-- Collected data entries --
---------------
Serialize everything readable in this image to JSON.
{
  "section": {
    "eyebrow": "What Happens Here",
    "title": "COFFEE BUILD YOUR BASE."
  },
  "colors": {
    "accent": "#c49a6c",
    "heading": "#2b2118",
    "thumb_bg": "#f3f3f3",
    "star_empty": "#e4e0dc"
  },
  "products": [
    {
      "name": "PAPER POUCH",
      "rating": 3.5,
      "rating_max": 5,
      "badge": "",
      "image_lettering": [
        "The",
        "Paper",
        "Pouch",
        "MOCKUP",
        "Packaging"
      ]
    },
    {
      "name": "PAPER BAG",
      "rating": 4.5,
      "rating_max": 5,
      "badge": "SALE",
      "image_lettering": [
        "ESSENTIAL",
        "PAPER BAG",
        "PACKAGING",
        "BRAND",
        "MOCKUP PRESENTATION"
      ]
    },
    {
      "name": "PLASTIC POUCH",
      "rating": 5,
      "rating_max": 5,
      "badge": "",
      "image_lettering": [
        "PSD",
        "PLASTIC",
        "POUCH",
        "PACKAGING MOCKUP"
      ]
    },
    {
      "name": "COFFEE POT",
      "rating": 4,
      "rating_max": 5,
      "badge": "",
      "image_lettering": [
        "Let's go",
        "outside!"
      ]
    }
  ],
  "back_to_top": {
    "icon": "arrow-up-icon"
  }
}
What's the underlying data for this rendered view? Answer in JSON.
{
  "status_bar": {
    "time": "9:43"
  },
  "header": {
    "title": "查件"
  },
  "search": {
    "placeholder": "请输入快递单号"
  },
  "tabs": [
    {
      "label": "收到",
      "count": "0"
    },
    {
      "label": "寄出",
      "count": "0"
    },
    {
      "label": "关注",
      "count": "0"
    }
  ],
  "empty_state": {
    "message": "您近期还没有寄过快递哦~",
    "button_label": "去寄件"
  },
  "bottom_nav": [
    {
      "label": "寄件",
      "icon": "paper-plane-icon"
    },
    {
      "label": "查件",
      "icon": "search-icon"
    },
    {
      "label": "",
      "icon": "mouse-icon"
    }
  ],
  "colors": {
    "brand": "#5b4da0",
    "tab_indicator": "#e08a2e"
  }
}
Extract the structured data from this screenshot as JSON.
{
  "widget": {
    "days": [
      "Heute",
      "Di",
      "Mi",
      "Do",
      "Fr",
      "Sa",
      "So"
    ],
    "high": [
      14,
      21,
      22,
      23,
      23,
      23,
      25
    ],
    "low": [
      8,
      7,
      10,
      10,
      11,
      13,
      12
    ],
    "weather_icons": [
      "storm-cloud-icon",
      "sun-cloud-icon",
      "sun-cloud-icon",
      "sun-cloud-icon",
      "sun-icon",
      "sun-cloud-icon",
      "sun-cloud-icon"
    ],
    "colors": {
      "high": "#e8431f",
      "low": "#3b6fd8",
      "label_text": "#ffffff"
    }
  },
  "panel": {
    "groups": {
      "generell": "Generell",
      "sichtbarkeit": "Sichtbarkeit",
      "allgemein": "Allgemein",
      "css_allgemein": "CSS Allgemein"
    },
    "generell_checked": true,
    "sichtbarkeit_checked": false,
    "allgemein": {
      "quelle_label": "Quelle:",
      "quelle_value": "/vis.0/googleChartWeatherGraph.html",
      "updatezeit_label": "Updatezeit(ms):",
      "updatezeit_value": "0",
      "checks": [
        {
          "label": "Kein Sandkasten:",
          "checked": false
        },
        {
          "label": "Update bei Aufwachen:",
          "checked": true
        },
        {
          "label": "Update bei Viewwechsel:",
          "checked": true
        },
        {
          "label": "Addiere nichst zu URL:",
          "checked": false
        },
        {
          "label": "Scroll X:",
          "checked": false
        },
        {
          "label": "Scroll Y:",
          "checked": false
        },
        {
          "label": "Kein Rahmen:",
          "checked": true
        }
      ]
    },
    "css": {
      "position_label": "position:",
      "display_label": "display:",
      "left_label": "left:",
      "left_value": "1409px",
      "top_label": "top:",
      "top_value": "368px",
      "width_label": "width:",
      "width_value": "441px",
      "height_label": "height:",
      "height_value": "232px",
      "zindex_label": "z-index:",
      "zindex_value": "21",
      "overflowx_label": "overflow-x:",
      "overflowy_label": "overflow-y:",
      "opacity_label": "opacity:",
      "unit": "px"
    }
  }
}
---------------
-- PROMPT --
Nothing should be left out: repeat all of the data exactly.

-- TASK ANSWER --
Serialize everything readable in this image to JSON.
{
  "section": {
    "eyebrow": "What Happens Here",
    "title": "COFFEE BUILD YOUR BASE."
  },
  "colors": {
    "accent": "#c49a6c",
    "heading": "#2b2118",
    "thumb_bg": "#f3f3f3",
    "star_empty": "#e4e0dc"
  },
  "products": [
    {
      "name": "PAPER POUCH",
      "rating": 3.5,
      "rating_max": 5,
      "badge": "",
      "image_lettering": [
        "The",
        "Paper",
        "Pouch",
        "MOCKUP",
        "Packaging"
      ]
    },
    {
      "name": "PAPER BAG",
      "rating": 4.5,
      "rating_max": 5,
      "badge": "SALE",
      "image_lettering": [
        "ESSENTIAL",
        "PAPER BAG",
        "PACKAGING",
        "BRAND",
        "MOCKUP PRESENTATION"
      ]
    },
    {
      "name": "PLASTIC POUCH",
      "rating": 5,
      "rating_max": 5,
      "badge": "",
      "image_lettering": [
        "PSD",
        "PLASTIC",
        "POUCH",
        "PACKAGING MOCKUP"
      ]
    },
    {
      "name": "COFFEE POT",
      "rating": 4,
      "rating_max": 5,
      "badge": "",
      "image_lettering": [
        "Let's go",
        "outside!"
      ]
    }
  ],
  "back_to_top": {
    "icon": "arrow-up-icon"
  }
}
What's the underlying data for this rendered view? Answer in JSON.
{
  "status_bar": {
    "time": "9:43"
  },
  "header": {
    "title": "查件"
  },
  "search": {
    "placeholder": "请输入快递单号"
  },
  "tabs": [
    {
      "label": "收到",
      "count": "0"
    },
    {
      "label": "寄出",
      "count": "0"
    },
    {
      "label": "关注",
      "count": "0"
    }
  ],
  "empty_state": {
    "message": "您近期还没有寄过快递哦~",
    "button_label": "去寄件"
  },
  "bottom_nav": [
    {
      "label": "寄件",
      "icon": "paper-plane-icon"
    },
    {
      "label": "查件",
      "icon": "search-icon"
    },
    {
      "label": "",
      "icon": "mouse-icon"
    }
  ],
  "colors": {
    "brand": "#5b4da0",
    "tab_indicator": "#e08a2e"
  }
}
Extract the structured data from this screenshot as JSON.
{
  "widget": {
    "days": [
      "Heute",
      "Di",
      "Mi",
      "Do",
      "Fr",
      "Sa",
      "So"
    ],
    "high": [
      14,
      21,
      22,
      23,
      23,
      23,
      25
    ],
    "low": [
      8,
      7,
      10,
      10,
      11,
      13,
      12
    ],
    "weather_icons": [
      "storm-cloud-icon",
      "sun-cloud-icon",
      "sun-cloud-icon",
      "sun-cloud-icon",
      "sun-icon",
      "sun-cloud-icon",
      "sun-cloud-icon"
    ],
    "colors": {
      "high": "#e8431f",
      "low": "#3b6fd8",
      "label_text": "#ffffff"
    }
  },
  "panel": {
    "groups": {
      "generell": "Generell",
      "sichtbarkeit": "Sichtbarkeit",
      "allgemein": "Allgemein",
      "css_allgemein": "CSS Allgemein"
    },
    "generell_checked": true,
    "sichtbarkeit_checked": false,
    "allgemein": {
      "quelle_label": "Quelle:",
      "quelle_value": "/vis.0/googleChartWeatherGraph.html",
      "updatezeit_label": "Updatezeit(ms):",
      "updatezeit_value": "0",
      "checks": [
        {
          "label": "Kein Sandkasten:",
          "checked": false
        },
        {
          "label": "Update bei Aufwachen:",
          "checked": true
        },
        {
          "label": "Update bei Viewwechsel:",
          "checked": true
        },
        {
          "label": "Addiere nichst zu URL:",
          "checked": false
        },
        {
          "label": "Scroll X:",
          "checked": false
        },
        {
          "label": "Scroll Y:",
          "checked": false
        },
        {
          "label": "Kein Rahmen:",
          "checked": true
        }
      ]
    },
    "css": {
      "position_label": "position:",
      "display_label": "display:",
      "left_label": "left:",
      "left_value": "1409px",
      "top_label": "top:",
      "top_value": "368px",
      "width_label": "width:",
      "width_value": "441px",
      "height_label": "height:",
      "height_value": "232px",
      "zindex_label": "z-index:",
      "zindex_value": "21",
      "overflowx_label": "overflow-x:",
      "overflowy_label": "overflow-y:",
      "opacity_label": "opacity:",
      "unit": "px"
    }
  }
}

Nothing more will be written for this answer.